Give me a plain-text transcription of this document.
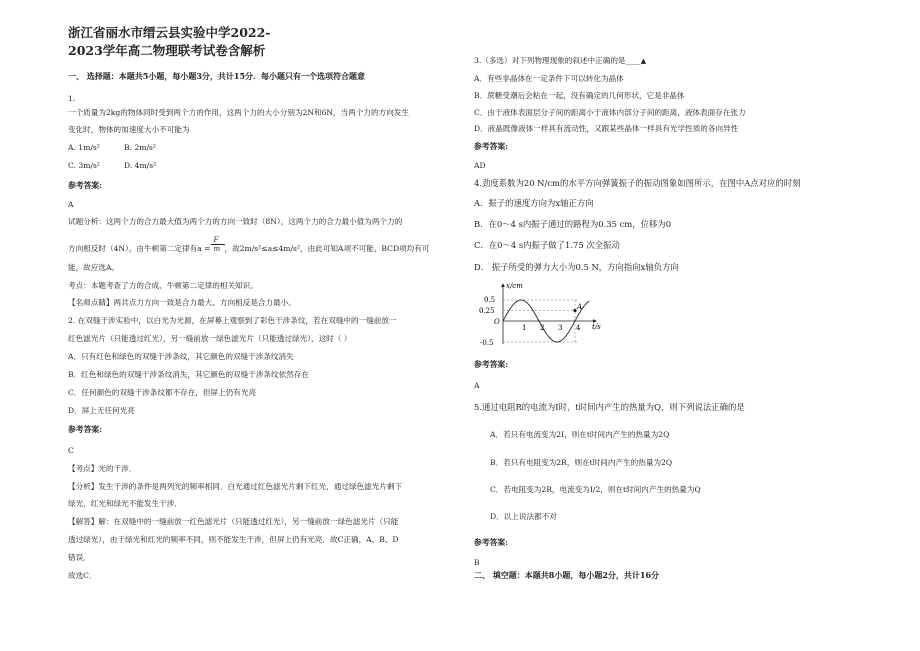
浙江省丽水市缙云县实验中学2022-
2023学年高二物理联考试卷含解析
一、 选择题：本题共5小题，每小题3分，共计15分．每小题只有一个选项符合题意
1.
一个质量为2kg的物体同时受到两个力的作用，这两个力的大小分别为2N和6N，当两个力的方向发生
变化时，物体的加速度大小不可能为
A. 1m/s²	B. 2m/s²
C. 3m/s²	D. 4m/s²
参考答案:
A
试题分析：这两个力的合力最大值为两个力的方向一致时（8N），这两个力的合力最小值为两个力的
方向相反时（4N），由牛顿第二定律有$a = \frac{F}{m}$ ，故2m/s²≤a≤4m/s²，由此可知A项不可能、BCD项均有可
能，故应选A。
考点：本题考查了力的合成、牛顿第二定律的相关知识。
【名师点睛】两共点力方向一致是合力最大、方向相反是合力最小。
2. 在双缝干涉实验中，以白光为光源，在屏幕上观察到了彩色干涉条纹，若在双缝中的一缝前放一
红色滤光片（只能透过红光），另一缝前放一绿色滤光片（只能透过绿光），这时（ ）
A．只有红色和绿色的双缝干涉条纹，其它颜色的双缝干涉条纹消失
B．红色和绿色的双缝干涉条纹消失，其它颜色的双缝干涉条纹依然存在
C．任何颜色的双缝干涉条纹都不存在，但屏上仍有光亮
D．屏上无任何光亮
参考答案:
C
【考点】光的干涉．
【分析】发生干涉的条件是两列光的频率相同．白光通过红色滤光片剩下红光，通过绿色滤光片剩下
绿光，红光和绿光不能发生干涉．
【解答】解：在双缝中的一缝前放一红色滤光片（只能透过红光），另一缝前放一绿色滤光片（只能
透过绿光），由于绿光和红光的频率不同，则不能发生干涉，但屏上仍有光亮．故C正确，A、B、D
错误．
故选C．
3.（多选）对下列物理现象的叙述中正确的是____▲
A．有些非晶体在一定条件下可以转化为晶体
B．蔗糖受潮后会粘在一起，没有确定的几何形状，它是非晶体
C．由于液体表面层分子间的距离小于液体内部分子间的距离，液体表面存在张力
D．液晶既像液体一样具有流动性，又跟某些晶体一样具有光学性质的各向异性
参考答案:
AD
4.劲度系数为20 N/cm的水平方向弹簧振子的振动图象如图所示，在图中A点对应的时刻
A．振子的速度方向为x轴正方向
B．在0～4 s内振子通过的路程为0.35 cm，位移为0
C．在0～4 s内振子做了1.75 次全振动
D． 振子所受的弹力大小为0.5 N，方向指向x轴负方向
x/cm
t/s
O
0.5
0.25
-0.5
1 2 3 4
A
参考答案:
A
5.通过电阻R的电流为I时，t时间内产生的热量为Q，则下列说法正确的是
A．若只有电流变为2I，则在t时间内产生的热量为2Q
B．若只有电阻变为2R，则在t时间内产生的热量为2Q
C．若电阻变为2R，电流变为I/2，则在t时间内产生的热量为Q
D．以上说法都不对
参考答案:
B
二、 填空题：本题共8小题，每小题2分，共计16分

※

EXERCISE DESCRIPTION: Say how many lines in the entries contain the string "另一缝前放一绿色滤光片", and leave out everything else.

ANSWER IN FULL: 2